## Given exercise
Within the material below, find each line bearing the word "bottom" and present it.

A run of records

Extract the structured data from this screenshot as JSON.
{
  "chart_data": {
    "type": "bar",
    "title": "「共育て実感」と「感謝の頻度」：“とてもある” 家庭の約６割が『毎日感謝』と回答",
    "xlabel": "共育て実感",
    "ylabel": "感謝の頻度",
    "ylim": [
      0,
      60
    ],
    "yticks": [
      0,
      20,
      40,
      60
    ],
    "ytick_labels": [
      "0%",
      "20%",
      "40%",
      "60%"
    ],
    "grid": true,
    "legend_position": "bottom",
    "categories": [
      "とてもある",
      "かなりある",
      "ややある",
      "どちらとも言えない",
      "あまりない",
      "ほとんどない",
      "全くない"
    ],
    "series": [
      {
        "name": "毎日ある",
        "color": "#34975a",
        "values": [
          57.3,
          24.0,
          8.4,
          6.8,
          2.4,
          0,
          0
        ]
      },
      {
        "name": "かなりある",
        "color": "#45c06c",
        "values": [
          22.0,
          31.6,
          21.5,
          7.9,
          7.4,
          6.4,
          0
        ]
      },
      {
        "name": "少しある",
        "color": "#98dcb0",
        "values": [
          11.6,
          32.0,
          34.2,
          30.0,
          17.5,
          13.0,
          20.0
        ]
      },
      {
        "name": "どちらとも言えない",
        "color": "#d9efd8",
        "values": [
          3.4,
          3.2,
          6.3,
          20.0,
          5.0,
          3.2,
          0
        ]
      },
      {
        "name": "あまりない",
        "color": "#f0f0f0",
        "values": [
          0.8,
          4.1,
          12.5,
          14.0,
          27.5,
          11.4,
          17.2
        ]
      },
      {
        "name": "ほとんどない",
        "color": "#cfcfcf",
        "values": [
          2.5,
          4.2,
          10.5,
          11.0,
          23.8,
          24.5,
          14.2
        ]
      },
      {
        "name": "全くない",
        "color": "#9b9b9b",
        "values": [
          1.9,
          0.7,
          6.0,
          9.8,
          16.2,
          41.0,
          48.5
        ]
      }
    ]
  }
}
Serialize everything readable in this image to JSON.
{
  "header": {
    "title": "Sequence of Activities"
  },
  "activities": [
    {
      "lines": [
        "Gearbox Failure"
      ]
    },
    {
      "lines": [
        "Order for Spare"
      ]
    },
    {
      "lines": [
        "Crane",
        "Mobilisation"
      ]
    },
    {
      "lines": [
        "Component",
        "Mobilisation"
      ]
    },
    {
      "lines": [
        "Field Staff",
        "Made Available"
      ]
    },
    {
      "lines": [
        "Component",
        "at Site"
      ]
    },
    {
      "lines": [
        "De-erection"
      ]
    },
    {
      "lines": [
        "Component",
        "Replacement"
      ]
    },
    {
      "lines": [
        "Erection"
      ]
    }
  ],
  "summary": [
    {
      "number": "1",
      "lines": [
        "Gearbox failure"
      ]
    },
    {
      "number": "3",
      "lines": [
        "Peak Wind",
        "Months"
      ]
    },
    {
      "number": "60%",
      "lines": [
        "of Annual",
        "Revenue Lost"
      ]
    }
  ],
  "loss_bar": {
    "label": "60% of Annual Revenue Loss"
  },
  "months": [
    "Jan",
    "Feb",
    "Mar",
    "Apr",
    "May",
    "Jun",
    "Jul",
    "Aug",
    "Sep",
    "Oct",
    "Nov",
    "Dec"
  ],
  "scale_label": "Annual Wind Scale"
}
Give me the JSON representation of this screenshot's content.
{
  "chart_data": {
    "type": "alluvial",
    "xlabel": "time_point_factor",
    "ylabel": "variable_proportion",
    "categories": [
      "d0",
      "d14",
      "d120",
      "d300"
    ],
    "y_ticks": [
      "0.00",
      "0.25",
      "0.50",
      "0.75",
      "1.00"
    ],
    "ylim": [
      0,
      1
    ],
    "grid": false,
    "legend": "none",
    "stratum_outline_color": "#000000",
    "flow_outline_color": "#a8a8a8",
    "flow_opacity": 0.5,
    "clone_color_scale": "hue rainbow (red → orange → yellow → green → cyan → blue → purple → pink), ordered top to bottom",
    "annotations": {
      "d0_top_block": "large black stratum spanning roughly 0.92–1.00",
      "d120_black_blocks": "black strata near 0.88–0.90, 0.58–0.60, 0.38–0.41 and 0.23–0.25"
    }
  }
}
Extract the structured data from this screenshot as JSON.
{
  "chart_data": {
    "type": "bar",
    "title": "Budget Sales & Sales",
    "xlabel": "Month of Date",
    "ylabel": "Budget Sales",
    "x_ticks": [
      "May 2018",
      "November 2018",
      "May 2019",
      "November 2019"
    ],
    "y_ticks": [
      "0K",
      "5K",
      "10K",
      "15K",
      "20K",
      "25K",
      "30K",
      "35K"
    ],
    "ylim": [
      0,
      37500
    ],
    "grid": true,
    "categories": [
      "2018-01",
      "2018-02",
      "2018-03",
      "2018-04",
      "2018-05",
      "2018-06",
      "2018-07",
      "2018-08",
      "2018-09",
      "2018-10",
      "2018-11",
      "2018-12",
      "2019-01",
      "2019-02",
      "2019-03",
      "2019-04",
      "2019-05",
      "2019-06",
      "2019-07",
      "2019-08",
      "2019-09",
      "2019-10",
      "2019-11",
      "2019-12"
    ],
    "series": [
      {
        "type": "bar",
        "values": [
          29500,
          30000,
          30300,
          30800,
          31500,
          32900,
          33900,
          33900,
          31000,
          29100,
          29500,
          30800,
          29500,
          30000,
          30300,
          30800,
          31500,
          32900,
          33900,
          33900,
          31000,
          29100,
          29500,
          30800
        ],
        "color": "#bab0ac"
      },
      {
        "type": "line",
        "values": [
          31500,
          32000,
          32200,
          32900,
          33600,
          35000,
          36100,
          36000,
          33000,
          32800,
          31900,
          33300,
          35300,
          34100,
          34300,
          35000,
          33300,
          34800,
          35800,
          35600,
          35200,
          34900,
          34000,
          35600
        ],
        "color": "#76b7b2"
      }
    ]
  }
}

## The completed task
    "legend_position": "bottom",
    "clone_color_scale": "hue rainbow (red → orange → yellow → green → cyan → blue → purple → pink), ordered top to bottom",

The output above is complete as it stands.